▸ **EXERCISE**: Look below. Copy each line that has "JSON" in it.

▸ **ENTRIES SUPPLIED**:
——

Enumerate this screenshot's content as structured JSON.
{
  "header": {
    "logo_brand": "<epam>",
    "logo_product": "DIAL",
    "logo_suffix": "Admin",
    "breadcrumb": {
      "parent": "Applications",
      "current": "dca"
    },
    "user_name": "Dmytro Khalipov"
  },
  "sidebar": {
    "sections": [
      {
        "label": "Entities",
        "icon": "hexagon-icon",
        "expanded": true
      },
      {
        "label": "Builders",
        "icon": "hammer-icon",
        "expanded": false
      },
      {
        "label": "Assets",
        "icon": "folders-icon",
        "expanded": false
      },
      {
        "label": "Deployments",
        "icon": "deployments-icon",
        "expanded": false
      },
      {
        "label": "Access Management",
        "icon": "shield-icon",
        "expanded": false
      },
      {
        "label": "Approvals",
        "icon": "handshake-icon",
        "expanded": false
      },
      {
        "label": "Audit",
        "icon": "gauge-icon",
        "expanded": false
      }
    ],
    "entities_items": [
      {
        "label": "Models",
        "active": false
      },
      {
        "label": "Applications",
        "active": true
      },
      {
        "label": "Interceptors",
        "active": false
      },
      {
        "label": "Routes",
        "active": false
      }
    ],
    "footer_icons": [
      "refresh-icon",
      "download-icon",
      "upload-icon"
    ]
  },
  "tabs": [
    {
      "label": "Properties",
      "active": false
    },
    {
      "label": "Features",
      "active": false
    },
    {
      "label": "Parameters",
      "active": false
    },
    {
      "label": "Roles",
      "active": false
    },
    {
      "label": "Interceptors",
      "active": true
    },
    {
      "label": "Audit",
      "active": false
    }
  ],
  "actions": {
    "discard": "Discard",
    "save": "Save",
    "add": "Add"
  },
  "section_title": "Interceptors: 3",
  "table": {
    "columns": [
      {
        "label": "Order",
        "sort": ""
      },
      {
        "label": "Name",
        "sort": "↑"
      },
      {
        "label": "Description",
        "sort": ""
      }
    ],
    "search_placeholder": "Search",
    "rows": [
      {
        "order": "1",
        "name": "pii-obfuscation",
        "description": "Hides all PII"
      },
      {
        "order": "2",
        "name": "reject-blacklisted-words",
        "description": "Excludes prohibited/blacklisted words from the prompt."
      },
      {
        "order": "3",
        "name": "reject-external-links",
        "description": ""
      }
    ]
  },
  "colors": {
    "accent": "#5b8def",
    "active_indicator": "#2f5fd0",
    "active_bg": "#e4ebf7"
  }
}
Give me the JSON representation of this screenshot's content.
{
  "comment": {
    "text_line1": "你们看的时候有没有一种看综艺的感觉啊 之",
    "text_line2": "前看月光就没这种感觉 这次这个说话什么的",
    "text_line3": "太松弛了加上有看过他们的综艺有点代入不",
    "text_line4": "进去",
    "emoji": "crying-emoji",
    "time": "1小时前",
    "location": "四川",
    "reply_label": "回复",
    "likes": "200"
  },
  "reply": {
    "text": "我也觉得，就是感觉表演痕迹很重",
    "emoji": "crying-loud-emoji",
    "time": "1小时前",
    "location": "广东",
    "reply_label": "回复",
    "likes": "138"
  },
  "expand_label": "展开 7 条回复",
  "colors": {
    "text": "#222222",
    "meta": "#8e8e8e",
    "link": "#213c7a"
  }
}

——

▸ **EXPECTED ANSWER**:
Enumerate this screenshot's content as structured JSON.
Give me the JSON representation of this screenshot's content.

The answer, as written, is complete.